**THE EXERCISE:** Report every line below that holds the word "Euros".
── EXTRACTED DATA ──
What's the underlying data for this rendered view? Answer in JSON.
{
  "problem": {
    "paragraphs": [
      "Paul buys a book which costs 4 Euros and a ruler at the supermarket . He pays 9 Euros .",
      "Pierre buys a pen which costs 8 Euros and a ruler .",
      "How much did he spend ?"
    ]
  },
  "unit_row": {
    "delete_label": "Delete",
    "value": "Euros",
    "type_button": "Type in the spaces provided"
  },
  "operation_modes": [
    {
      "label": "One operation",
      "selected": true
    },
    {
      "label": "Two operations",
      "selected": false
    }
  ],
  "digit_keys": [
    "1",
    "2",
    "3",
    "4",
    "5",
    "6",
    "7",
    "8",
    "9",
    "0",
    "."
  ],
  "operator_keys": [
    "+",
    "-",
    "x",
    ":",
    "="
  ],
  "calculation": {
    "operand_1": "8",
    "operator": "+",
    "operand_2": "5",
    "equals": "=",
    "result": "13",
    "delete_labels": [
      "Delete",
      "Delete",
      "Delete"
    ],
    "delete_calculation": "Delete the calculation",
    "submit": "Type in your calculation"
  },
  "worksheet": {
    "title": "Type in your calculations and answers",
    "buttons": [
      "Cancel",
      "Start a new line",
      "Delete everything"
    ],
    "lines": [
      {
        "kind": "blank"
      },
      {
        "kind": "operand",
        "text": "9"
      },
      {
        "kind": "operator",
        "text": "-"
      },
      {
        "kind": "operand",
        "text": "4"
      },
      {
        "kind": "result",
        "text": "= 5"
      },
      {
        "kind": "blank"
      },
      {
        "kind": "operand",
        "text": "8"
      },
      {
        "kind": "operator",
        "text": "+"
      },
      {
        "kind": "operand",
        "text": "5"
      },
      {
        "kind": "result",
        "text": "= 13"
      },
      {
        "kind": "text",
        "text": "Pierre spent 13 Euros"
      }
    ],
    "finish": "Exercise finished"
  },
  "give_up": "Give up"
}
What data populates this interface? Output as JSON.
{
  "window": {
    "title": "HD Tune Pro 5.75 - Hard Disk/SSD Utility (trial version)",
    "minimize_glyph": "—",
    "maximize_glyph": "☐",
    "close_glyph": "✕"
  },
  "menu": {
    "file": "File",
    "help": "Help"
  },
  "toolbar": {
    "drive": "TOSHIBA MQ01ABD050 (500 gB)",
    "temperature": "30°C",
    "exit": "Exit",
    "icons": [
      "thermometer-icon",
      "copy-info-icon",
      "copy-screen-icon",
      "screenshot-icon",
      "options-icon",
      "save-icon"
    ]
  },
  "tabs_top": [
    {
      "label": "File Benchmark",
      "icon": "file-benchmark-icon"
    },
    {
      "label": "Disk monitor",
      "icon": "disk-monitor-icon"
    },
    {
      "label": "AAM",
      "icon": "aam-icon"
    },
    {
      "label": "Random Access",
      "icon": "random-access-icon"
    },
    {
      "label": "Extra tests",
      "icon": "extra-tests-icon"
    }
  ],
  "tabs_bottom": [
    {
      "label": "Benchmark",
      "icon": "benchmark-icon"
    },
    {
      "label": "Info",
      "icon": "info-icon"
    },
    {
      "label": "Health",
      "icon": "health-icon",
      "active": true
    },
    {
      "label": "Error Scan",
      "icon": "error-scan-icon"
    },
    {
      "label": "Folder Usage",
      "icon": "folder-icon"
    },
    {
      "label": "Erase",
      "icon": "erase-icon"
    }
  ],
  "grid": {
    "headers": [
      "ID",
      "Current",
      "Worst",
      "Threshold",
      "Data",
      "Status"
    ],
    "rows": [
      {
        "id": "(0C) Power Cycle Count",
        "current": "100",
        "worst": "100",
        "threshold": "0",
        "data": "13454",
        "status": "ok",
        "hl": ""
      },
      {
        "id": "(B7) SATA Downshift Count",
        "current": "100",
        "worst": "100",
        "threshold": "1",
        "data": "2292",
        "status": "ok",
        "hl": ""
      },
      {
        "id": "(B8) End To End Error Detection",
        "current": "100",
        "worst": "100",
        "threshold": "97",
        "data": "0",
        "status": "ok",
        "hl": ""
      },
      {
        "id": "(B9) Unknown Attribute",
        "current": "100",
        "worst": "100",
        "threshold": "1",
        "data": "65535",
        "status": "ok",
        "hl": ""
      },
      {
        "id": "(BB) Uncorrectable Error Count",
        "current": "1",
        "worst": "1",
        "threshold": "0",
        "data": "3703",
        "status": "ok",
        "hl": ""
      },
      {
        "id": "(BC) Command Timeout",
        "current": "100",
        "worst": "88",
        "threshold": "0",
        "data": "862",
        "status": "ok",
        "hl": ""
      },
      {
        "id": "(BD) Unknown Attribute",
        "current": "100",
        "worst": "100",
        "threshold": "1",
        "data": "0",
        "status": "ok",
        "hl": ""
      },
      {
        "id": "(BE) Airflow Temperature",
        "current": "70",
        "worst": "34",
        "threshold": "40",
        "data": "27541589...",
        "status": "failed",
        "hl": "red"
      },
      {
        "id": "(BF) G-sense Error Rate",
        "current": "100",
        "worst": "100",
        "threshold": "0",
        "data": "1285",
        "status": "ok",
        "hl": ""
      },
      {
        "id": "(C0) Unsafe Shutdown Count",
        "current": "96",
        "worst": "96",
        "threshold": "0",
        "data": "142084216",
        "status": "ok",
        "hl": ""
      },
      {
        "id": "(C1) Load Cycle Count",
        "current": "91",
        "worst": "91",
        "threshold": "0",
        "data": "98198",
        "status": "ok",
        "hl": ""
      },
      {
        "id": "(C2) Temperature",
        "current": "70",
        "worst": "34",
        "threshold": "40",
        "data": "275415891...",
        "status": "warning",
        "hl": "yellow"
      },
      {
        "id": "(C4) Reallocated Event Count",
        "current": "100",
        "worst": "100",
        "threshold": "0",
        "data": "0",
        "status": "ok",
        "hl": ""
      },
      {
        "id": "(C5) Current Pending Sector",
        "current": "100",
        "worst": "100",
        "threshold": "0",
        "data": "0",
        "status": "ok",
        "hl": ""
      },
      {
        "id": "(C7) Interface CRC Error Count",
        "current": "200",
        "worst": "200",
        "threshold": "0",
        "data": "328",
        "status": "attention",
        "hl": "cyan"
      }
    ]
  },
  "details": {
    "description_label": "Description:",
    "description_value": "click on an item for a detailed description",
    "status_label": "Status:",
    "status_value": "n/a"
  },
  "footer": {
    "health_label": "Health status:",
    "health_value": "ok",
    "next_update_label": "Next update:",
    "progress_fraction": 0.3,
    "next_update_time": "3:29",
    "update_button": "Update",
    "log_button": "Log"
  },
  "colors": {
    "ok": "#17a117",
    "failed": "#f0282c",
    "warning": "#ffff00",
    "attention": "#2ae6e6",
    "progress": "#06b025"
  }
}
───
**ANSWER TO THE EXERCISE:**
      "Paul buys a book which costs 4 Euros and a ruler at the supermarket . He pays 9 Euros .",
      "Pierre buys a pen which costs 8 Euros and a ruler .",
    "value": "Euros",
        "text": "Pierre spent 13 Euros"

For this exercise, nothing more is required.